── Extracted entries ──
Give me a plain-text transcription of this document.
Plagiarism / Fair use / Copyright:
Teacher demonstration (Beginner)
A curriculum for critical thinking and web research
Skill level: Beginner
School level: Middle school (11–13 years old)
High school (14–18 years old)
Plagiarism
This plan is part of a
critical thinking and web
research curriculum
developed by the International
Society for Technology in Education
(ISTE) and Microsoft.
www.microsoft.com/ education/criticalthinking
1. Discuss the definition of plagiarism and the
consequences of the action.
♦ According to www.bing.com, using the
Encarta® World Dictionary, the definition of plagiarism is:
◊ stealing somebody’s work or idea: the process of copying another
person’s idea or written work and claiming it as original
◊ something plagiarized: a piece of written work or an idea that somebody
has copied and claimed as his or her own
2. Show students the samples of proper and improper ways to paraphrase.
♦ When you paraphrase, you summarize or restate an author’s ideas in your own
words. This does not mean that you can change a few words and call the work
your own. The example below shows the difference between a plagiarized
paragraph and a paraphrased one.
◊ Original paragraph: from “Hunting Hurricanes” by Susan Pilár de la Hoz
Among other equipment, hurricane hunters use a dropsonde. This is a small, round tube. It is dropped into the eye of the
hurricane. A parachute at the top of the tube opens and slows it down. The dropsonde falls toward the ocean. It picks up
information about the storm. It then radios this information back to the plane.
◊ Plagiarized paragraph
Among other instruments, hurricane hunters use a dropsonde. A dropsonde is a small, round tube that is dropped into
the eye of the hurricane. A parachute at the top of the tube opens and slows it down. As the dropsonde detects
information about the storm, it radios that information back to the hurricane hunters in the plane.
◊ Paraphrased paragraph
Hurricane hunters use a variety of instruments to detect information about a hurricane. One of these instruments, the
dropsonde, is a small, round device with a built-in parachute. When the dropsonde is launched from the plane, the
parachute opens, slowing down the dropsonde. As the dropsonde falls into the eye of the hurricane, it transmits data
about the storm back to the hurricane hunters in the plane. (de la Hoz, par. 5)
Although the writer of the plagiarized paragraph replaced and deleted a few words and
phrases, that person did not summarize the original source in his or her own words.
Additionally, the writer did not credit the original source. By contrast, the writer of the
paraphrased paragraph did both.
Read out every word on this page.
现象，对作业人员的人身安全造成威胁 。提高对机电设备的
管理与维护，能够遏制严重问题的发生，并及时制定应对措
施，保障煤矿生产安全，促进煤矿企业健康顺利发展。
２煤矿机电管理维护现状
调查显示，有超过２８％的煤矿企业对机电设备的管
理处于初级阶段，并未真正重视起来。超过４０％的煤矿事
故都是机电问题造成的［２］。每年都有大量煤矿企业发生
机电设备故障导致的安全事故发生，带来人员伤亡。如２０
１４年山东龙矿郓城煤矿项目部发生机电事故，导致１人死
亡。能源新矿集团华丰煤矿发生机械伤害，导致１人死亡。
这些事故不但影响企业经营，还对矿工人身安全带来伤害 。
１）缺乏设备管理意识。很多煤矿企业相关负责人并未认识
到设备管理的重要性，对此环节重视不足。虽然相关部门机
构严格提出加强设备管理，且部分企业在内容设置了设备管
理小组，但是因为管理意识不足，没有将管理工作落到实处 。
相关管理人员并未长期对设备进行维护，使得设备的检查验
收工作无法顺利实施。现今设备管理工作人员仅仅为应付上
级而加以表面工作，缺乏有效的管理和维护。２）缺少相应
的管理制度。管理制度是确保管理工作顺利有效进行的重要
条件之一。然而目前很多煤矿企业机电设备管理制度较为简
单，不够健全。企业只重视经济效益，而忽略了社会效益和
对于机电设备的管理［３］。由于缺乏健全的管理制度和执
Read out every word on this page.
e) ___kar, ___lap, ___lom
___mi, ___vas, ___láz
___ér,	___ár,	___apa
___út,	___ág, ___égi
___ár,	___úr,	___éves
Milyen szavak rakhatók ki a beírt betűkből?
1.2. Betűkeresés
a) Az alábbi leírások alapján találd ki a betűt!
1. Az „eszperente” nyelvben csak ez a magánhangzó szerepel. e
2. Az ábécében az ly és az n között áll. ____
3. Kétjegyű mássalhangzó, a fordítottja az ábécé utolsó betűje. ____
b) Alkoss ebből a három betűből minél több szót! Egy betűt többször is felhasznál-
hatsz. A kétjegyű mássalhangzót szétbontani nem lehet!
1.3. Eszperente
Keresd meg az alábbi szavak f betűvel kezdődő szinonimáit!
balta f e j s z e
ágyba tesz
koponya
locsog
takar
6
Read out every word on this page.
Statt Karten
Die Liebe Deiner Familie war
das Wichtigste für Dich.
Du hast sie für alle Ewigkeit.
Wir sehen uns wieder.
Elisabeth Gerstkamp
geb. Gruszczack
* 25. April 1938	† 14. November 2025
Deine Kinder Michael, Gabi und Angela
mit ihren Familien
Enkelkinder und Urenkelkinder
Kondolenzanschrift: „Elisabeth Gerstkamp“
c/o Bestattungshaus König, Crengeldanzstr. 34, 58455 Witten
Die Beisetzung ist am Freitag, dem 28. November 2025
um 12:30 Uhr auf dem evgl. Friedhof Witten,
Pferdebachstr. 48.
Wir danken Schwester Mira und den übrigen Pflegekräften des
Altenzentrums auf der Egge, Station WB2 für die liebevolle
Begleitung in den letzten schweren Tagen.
───
Written exercise – Transcribe the material exactly as it reads.

Solution to this task –
Give me a plain-text transcription of this document.
Plagiarism / Fair use / Copyright:
Teacher demonstration (Beginner)
A curriculum for critical thinking and web research
Skill level: Beginner
School level: Middle school (11–13 years old)
High school (14–18 years old)
Plagiarism
This plan is part of a
critical thinking and web
research curriculum
developed by the International
Society for Technology in Education
(ISTE) and Microsoft.
www.microsoft.com/ education/criticalthinking
1. Discuss the definition of plagiarism and the
consequences of the action.
♦ According to www.bing.com, using the
Encarta® World Dictionary, the definition of plagiarism is:
◊ stealing somebody’s work or idea: the process of copying another
person’s idea or written work and claiming it as original
◊ something plagiarized: a piece of written work or an idea that somebody
has copied and claimed as his or her own
2. Show students the samples of proper and improper ways to paraphrase.
♦ When you paraphrase, you summarize or restate an author’s ideas in your own
words. This does not mean that you can change a few words and call the work
your own. The example below shows the difference between a plagiarized
paragraph and a paraphrased one.
◊ Original paragraph: from “Hunting Hurricanes” by Susan Pilár de la Hoz
Among other equipment, hurricane hunters use a dropsonde. This is a small, round tube. It is dropped into the eye of the
hurricane. A parachute at the top of the tube opens and slows it down. The dropsonde falls toward the ocean. It picks up
information about the storm. It then radios this information back to the plane.
◊ Plagiarized paragraph
Among other instruments, hurricane hunters use a dropsonde. A dropsonde is a small, round tube that is dropped into
the eye of the hurricane. A parachute at the top of the tube opens and slows it down. As the dropsonde detects
information about the storm, it radios that information back to the hurricane hunters in the plane.
◊ Paraphrased paragraph
Hurricane hunters use a variety of instruments to detect information about a hurricane. One of these instruments, the
dropsonde, is a small, round device with a built-in parachute. When the dropsonde is launched from the plane, the
parachute opens, slowing down the dropsonde. As the dropsonde falls into the eye of the hurricane, it transmits data
about the storm back to the hurricane hunters in the plane. (de la Hoz, par. 5)
Although the writer of the plagiarized paragraph replaced and deleted a few words and
phrases, that person did not summarize the original source in his or her own words.
Additionally, the writer did not credit the original source. By contrast, the writer of the
paraphrased paragraph did both.
Read out every word on this page.
现象，对作业人员的人身安全造成威胁 。提高对机电设备的
管理与维护，能够遏制严重问题的发生，并及时制定应对措
施，保障煤矿生产安全，促进煤矿企业健康顺利发展。
２煤矿机电管理维护现状
调查显示，有超过２８％的煤矿企业对机电设备的管
理处于初级阶段，并未真正重视起来。超过４０％的煤矿事
故都是机电问题造成的［２］。每年都有大量煤矿企业发生
机电设备故障导致的安全事故发生，带来人员伤亡。如２０
１４年山东龙矿郓城煤矿项目部发生机电事故，导致１人死
亡。能源新矿集团华丰煤矿发生机械伤害，导致１人死亡。
这些事故不但影响企业经营，还对矿工人身安全带来伤害 。
１）缺乏设备管理意识。很多煤矿企业相关负责人并未认识
到设备管理的重要性，对此环节重视不足。虽然相关部门机
构严格提出加强设备管理，且部分企业在内容设置了设备管
理小组，但是因为管理意识不足，没有将管理工作落到实处 。
相关管理人员并未长期对设备进行维护，使得设备的检查验
收工作无法顺利实施。现今设备管理工作人员仅仅为应付上
级而加以表面工作，缺乏有效的管理和维护。２）缺少相应
的管理制度。管理制度是确保管理工作顺利有效进行的重要
条件之一。然而目前很多煤矿企业机电设备管理制度较为简
单，不够健全。企业只重视经济效益，而忽略了社会效益和
对于机电设备的管理［３］。由于缺乏健全的管理制度和执
Read out every word on this page.
e) ___kar, ___lap, ___lom
___mi, ___vas, ___láz
___ér,	___ár,	___apa
___út,	___ág, ___égi
___ár,	___úr,	___éves
Milyen szavak rakhatók ki a beírt betűkből?
1.2. Betűkeresés
a) Az alábbi leírások alapján találd ki a betűt!
1. Az „eszperente” nyelvben csak ez a magánhangzó szerepel. e
2. Az ábécében az ly és az n között áll. ____
3. Kétjegyű mássalhangzó, a fordítottja az ábécé utolsó betűje. ____
b) Alkoss ebből a három betűből minél több szót! Egy betűt többször is felhasznál-
hatsz. A kétjegyű mássalhangzót szétbontani nem lehet!
1.3. Eszperente
Keresd meg az alábbi szavak f betűvel kezdődő szinonimáit!
balta f e j s z e
ágyba tesz
koponya
locsog
takar
6
Read out every word on this page.
Statt Karten
Die Liebe Deiner Familie war
das Wichtigste für Dich.
Du hast sie für alle Ewigkeit.
Wir sehen uns wieder.
Elisabeth Gerstkamp
geb. Gruszczack
* 25. April 1938	† 14. November 2025
Deine Kinder Michael, Gabi und Angela
mit ihren Familien
Enkelkinder und Urenkelkinder
Kondolenzanschrift: „Elisabeth Gerstkamp“
c/o Bestattungshaus König, Crengeldanzstr. 34, 58455 Witten
Die Beisetzung ist am Freitag, dem 28. November 2025
um 12:30 Uhr auf dem evgl. Friedhof Witten,
Pferdebachstr. 48.
Wir danken Schwester Mira und den übrigen Pflegekräften des
Altenzentrums auf der Egge, Station WB2 für die liebevolle
Begleitung in den letzten schweren Tagen.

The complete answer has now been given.